■ What this task involves ■
Narrow the data below down to the lines containing "вопросы".

■ Excerpted data ■
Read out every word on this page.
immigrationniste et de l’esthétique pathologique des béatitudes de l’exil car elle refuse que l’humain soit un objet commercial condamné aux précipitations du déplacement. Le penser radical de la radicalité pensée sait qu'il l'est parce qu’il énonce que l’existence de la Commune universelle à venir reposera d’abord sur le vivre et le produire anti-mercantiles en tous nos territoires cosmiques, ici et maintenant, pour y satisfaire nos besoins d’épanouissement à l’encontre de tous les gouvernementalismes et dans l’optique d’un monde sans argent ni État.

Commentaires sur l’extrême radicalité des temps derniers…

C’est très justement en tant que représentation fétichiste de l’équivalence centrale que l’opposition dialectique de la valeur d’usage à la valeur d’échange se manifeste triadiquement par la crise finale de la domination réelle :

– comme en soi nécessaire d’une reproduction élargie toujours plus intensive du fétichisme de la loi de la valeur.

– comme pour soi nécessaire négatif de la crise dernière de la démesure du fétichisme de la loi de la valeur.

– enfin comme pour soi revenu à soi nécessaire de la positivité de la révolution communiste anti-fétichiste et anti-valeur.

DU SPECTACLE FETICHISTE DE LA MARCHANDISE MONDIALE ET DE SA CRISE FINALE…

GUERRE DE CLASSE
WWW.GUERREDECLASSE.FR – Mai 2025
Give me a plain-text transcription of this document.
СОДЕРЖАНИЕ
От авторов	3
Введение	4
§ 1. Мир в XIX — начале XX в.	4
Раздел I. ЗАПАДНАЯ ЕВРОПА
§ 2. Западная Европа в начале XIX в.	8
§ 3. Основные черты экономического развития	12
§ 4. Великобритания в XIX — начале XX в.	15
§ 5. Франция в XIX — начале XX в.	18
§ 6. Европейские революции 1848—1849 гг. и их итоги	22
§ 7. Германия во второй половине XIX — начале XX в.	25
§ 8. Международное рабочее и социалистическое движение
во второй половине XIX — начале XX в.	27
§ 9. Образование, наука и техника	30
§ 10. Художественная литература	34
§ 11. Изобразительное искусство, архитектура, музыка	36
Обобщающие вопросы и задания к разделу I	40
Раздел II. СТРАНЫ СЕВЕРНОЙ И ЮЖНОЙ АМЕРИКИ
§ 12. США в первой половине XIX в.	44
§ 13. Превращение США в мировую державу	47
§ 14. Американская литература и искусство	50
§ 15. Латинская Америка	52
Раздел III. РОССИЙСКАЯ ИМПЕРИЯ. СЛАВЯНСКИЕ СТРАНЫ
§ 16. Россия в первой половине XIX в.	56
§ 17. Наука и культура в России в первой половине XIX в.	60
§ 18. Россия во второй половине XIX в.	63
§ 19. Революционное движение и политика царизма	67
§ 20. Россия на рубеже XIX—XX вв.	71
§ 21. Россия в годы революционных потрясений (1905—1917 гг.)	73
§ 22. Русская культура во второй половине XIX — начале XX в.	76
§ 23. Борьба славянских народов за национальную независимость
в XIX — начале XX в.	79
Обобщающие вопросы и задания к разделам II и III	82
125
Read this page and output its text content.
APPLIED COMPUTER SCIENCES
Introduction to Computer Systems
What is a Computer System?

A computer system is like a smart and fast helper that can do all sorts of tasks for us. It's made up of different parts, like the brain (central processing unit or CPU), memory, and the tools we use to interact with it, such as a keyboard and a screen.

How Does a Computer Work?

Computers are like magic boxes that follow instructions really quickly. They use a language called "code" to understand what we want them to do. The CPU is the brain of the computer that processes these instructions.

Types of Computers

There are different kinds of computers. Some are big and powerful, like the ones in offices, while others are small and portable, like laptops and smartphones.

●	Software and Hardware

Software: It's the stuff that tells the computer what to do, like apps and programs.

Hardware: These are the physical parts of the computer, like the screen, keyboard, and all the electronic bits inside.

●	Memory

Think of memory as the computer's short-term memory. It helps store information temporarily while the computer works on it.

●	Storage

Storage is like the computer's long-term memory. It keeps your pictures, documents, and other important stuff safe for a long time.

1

■ Result ■
Обобщающие вопросы и задания к разделу I	40
Обобщающие вопросы и задания к разделам II и III	82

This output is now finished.